Short problem —
Every record below is to be retyped exactly.

Available data —
━━━━━━━━━━━━━━━━━━━━━━━━━━━━━━
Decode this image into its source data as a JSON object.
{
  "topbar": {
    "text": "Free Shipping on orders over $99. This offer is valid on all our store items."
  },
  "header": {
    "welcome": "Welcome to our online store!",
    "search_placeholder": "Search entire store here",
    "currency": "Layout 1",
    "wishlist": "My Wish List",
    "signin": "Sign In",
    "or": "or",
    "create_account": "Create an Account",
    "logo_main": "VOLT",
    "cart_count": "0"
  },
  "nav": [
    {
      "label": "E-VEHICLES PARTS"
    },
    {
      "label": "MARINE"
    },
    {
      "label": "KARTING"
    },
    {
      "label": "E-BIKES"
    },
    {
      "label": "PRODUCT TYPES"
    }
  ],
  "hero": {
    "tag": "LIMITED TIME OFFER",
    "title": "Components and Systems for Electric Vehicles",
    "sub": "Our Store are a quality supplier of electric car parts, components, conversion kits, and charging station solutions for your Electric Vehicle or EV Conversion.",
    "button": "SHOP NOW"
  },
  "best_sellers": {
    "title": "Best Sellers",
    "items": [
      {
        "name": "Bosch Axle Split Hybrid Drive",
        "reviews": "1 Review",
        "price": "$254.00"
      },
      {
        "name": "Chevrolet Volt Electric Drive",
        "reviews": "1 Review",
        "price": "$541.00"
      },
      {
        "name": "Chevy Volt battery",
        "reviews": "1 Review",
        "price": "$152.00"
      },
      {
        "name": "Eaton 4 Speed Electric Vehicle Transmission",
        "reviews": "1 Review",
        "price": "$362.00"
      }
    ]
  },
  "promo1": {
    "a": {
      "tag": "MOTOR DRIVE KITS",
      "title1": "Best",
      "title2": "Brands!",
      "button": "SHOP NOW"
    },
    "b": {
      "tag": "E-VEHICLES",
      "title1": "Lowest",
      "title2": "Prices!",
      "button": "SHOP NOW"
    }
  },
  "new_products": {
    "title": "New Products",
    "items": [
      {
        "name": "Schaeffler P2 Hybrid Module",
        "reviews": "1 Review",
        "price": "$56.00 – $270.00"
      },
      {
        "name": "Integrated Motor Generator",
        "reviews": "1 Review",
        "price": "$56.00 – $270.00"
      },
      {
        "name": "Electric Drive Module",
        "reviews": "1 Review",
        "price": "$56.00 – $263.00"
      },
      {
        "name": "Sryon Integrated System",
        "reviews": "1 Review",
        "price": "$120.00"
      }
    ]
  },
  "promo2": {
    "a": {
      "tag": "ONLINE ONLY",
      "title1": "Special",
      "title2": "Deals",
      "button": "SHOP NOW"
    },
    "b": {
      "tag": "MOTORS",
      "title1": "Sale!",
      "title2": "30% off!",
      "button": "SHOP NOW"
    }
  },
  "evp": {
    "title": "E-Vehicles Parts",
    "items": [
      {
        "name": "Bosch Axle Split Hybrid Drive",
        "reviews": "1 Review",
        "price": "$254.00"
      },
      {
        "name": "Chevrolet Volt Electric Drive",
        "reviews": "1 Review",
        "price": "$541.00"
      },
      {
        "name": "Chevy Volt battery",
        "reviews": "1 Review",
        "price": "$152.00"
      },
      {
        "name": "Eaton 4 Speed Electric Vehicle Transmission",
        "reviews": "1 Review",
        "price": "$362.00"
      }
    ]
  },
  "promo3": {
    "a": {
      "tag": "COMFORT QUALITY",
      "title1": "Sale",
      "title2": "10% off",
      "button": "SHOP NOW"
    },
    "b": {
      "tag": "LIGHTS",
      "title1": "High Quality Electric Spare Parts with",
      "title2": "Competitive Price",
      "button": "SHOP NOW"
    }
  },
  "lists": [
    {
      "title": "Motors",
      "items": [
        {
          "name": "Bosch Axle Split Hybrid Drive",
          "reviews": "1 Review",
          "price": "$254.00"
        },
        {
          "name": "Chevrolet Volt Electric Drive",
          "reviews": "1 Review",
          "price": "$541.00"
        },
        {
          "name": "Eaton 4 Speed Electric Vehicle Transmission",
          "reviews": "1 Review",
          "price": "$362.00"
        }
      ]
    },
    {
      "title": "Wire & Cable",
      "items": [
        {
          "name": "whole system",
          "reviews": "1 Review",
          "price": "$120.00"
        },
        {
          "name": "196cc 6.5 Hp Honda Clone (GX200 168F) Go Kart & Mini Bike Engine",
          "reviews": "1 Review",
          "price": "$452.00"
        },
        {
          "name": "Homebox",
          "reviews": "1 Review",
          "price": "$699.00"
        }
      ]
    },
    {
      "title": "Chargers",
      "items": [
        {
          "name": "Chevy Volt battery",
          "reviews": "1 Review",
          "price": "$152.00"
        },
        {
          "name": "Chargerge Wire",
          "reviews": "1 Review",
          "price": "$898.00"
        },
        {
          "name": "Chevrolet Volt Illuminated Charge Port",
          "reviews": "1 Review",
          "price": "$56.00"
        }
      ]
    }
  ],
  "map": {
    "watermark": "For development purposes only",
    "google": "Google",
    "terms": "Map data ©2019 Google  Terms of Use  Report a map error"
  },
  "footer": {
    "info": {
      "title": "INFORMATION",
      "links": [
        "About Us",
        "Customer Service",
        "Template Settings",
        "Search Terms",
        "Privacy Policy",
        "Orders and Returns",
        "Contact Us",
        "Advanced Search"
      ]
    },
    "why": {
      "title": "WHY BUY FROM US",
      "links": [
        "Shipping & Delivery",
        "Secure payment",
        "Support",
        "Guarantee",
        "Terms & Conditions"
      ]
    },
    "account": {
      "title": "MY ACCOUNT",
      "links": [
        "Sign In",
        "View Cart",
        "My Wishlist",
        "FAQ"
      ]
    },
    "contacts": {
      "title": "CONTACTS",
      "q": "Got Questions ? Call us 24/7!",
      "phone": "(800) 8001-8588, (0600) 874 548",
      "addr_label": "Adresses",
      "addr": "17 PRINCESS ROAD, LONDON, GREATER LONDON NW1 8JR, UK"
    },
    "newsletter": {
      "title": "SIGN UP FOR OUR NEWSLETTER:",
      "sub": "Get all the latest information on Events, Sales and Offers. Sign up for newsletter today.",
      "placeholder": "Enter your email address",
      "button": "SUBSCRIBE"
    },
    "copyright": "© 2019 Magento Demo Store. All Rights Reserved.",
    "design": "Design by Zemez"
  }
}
━━━━━━━━━━━━━━━━━━━━━━━━━━━━━━
Result —
Decode this image into its source data as a JSON object.
{
  "topbar": {
    "text": "Free Shipping on orders over $99. This offer is valid on all our store items."
  },
  "header": {
    "welcome": "Welcome to our online store!",
    "search_placeholder": "Search entire store here",
    "currency": "Layout 1",
    "wishlist": "My Wish List",
    "signin": "Sign In",
    "or": "or",
    "create_account": "Create an Account",
    "logo_main": "VOLT",
    "cart_count": "0"
  },
  "nav": [
    {
      "label": "E-VEHICLES PARTS"
    },
    {
      "label": "MARINE"
    },
    {
      "label": "KARTING"
    },
    {
      "label": "E-BIKES"
    },
    {
      "label": "PRODUCT TYPES"
    }
  ],
  "hero": {
    "tag": "LIMITED TIME OFFER",
    "title": "Components and Systems for Electric Vehicles",
    "sub": "Our Store are a quality supplier of electric car parts, components, conversion kits, and charging station solutions for your Electric Vehicle or EV Conversion.",
    "button": "SHOP NOW"
  },
  "best_sellers": {
    "title": "Best Sellers",
    "items": [
      {
        "name": "Bosch Axle Split Hybrid Drive",
        "reviews": "1 Review",
        "price": "$254.00"
      },
      {
        "name": "Chevrolet Volt Electric Drive",
        "reviews": "1 Review",
        "price": "$541.00"
      },
      {
        "name": "Chevy Volt battery",
        "reviews": "1 Review",
        "price": "$152.00"
      },
      {
        "name": "Eaton 4 Speed Electric Vehicle Transmission",
        "reviews": "1 Review",
        "price": "$362.00"
      }
    ]
  },
  "promo1": {
    "a": {
      "tag": "MOTOR DRIVE KITS",
      "title1": "Best",
      "title2": "Brands!",
      "button": "SHOP NOW"
    },
    "b": {
      "tag": "E-VEHICLES",
      "title1": "Lowest",
      "title2": "Prices!",
      "button": "SHOP NOW"
    }
  },
  "new_products": {
    "title": "New Products",
    "items": [
      {
        "name": "Schaeffler P2 Hybrid Module",
        "reviews": "1 Review",
        "price": "$56.00 – $270.00"
      },
      {
        "name": "Integrated Motor Generator",
        "reviews": "1 Review",
        "price": "$56.00 – $270.00"
      },
      {
        "name": "Electric Drive Module",
        "reviews": "1 Review",
        "price": "$56.00 – $263.00"
      },
      {
        "name": "Sryon Integrated System",
        "reviews": "1 Review",
        "price": "$120.00"
      }
    ]
  },
  "promo2": {
    "a": {
      "tag": "ONLINE ONLY",
      "title1": "Special",
      "title2": "Deals",
      "button": "SHOP NOW"
    },
    "b": {
      "tag": "MOTORS",
      "title1": "Sale!",
      "title2": "30% off!",
      "button": "SHOP NOW"
    }
  },
  "evp": {
    "title": "E-Vehicles Parts",
    "items": [
      {
        "name": "Bosch Axle Split Hybrid Drive",
        "reviews": "1 Review",
        "price": "$254.00"
      },
      {
        "name": "Chevrolet Volt Electric Drive",
        "reviews": "1 Review",
        "price": "$541.00"
      },
      {
        "name": "Chevy Volt battery",
        "reviews": "1 Review",
        "price": "$152.00"
      },
      {
        "name": "Eaton 4 Speed Electric Vehicle Transmission",
        "reviews": "1 Review",
        "price": "$362.00"
      }
    ]
  },
  "promo3": {
    "a": {
      "tag": "COMFORT QUALITY",
      "title1": "Sale",
      "title2": "10% off",
      "button": "SHOP NOW"
    },
    "b": {
      "tag": "LIGHTS",
      "title1": "High Quality Electric Spare Parts with",
      "title2": "Competitive Price",
      "button": "SHOP NOW"
    }
  },
  "lists": [
    {
      "title": "Motors",
      "items": [
        {
          "name": "Bosch Axle Split Hybrid Drive",
          "reviews": "1 Review",
          "price": "$254.00"
        },
        {
          "name": "Chevrolet Volt Electric Drive",
          "reviews": "1 Review",
          "price": "$541.00"
        },
        {
          "name": "Eaton 4 Speed Electric Vehicle Transmission",
          "reviews": "1 Review",
          "price": "$362.00"
        }
      ]
    },
    {
      "title": "Wire & Cable",
      "items": [
        {
          "name": "whole system",
          "reviews": "1 Review",
          "price": "$120.00"
        },
        {
          "name": "196cc 6.5 Hp Honda Clone (GX200 168F) Go Kart & Mini Bike Engine",
          "reviews": "1 Review",
          "price": "$452.00"
        },
        {
          "name": "Homebox",
          "reviews": "1 Review",
          "price": "$699.00"
        }
      ]
    },
    {
      "title": "Chargers",
      "items": [
        {
          "name": "Chevy Volt battery",
          "reviews": "1 Review",
          "price": "$152.00"
        },
        {
          "name": "Chargerge Wire",
          "reviews": "1 Review",
          "price": "$898.00"
        },
        {
          "name": "Chevrolet Volt Illuminated Charge Port",
          "reviews": "1 Review",
          "price": "$56.00"
        }
      ]
    }
  ],
  "map": {
    "watermark": "For development purposes only",
    "google": "Google",
    "terms": "Map data ©2019 Google  Terms of Use  Report a map error"
  },
  "footer": {
    "info": {
      "title": "INFORMATION",
      "links": [
        "About Us",
        "Customer Service",
        "Template Settings",
        "Search Terms",
        "Privacy Policy",
        "Orders and Returns",
        "Contact Us",
        "Advanced Search"
      ]
    },
    "why": {
      "title": "WHY BUY FROM US",
      "links": [
        "Shipping & Delivery",
        "Secure payment",
        "Support",
        "Guarantee",
        "Terms & Conditions"
      ]
    },
    "account": {
      "title": "MY ACCOUNT",
      "links": [
        "Sign In",
        "View Cart",
        "My Wishlist",
        "FAQ"
      ]
    },
    "contacts": {
      "title": "CONTACTS",
      "q": "Got Questions ? Call us 24/7!",
      "phone": "(800) 8001-8588, (0600) 874 548",
      "addr_label": "Adresses",
      "addr": "17 PRINCESS ROAD, LONDON, GREATER LONDON NW1 8JR, UK"
    },
    "newsletter": {
      "title": "SIGN UP FOR OUR NEWSLETTER:",
      "sub": "Get all the latest information on Events, Sales and Offers. Sign up for newsletter today.",
      "placeholder": "Enter your email address",
      "button": "SUBSCRIBE"
    },
    "copyright": "© 2019 Magento Demo Store. All Rights Reserved.",
    "design": "Design by Zemez"
  }
}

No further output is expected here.